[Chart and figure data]
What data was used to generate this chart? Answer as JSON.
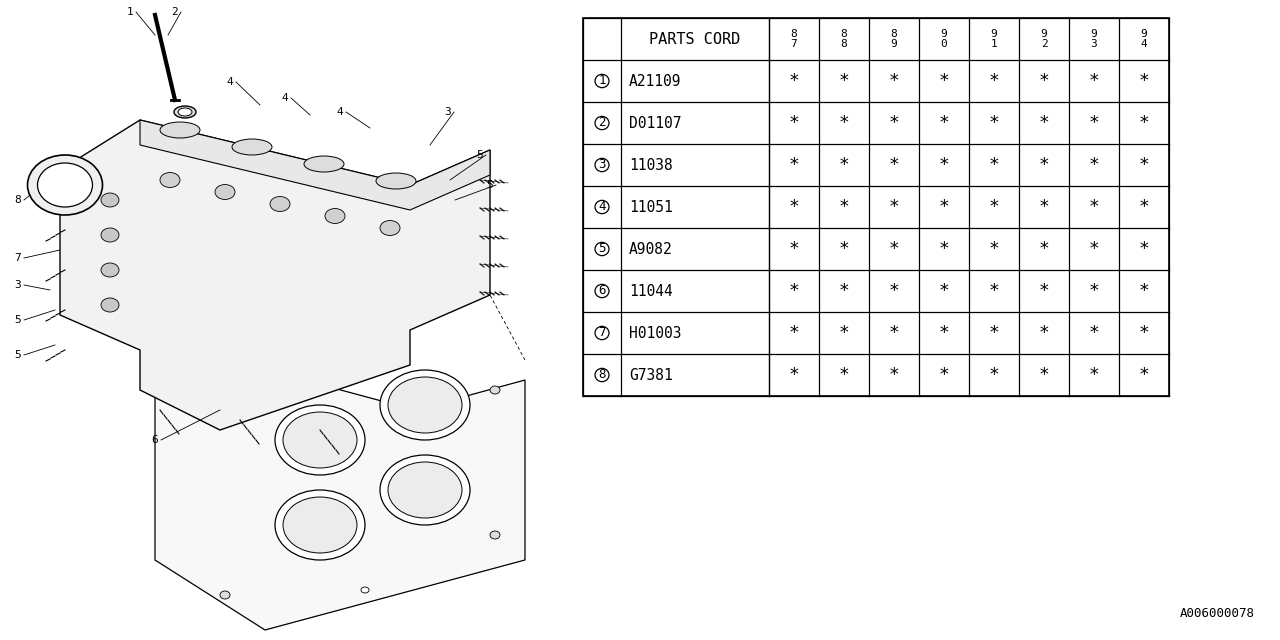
{
  "background_color": "#ffffff",
  "table": {
    "header_label": "PARTS CORD",
    "year_cols": [
      "8\n7",
      "8\n8",
      "8\n9",
      "9\n0",
      "9\n1",
      "9\n2",
      "9\n3",
      "9\n4"
    ],
    "rows": [
      {
        "num": "1",
        "part": "A21109"
      },
      {
        "num": "2",
        "part": "D01107"
      },
      {
        "num": "3",
        "part": "11038"
      },
      {
        "num": "4",
        "part": "11051"
      },
      {
        "num": "5",
        "part": "A9082"
      },
      {
        "num": "6",
        "part": "11044"
      },
      {
        "num": "7",
        "part": "H01003"
      },
      {
        "num": "8",
        "part": "G7381"
      }
    ]
  },
  "footer_code": "A006000078"
}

**REQUIREMENT**
Quote every record above exactly, leaving out the pictures.

**EXERCISE SOLUTION**
What data was used to generate this chart? Answer as JSON.
{
  "background_color": "#ffffff",
  "table": {
    "header_label": "PARTS CORD",
    "year_cols": [
      "8\n7",
      "8\n8",
      "8\n9",
      "9\n0",
      "9\n1",
      "9\n2",
      "9\n3",
      "9\n4"
    ],
    "rows": [
      {
        "num": "1",
        "part": "A21109"
      },
      {
        "num": "2",
        "part": "D01107"
      },
      {
        "num": "3",
        "part": "11038"
      },
      {
        "num": "4",
        "part": "11051"
      },
      {
        "num": "5",
        "part": "A9082"
      },
      {
        "num": "6",
        "part": "11044"
      },
      {
        "num": "7",
        "part": "H01003"
      },
      {
        "num": "8",
        "part": "G7381"
      }
    ]
  },
  "footer_code": "A006000078"
}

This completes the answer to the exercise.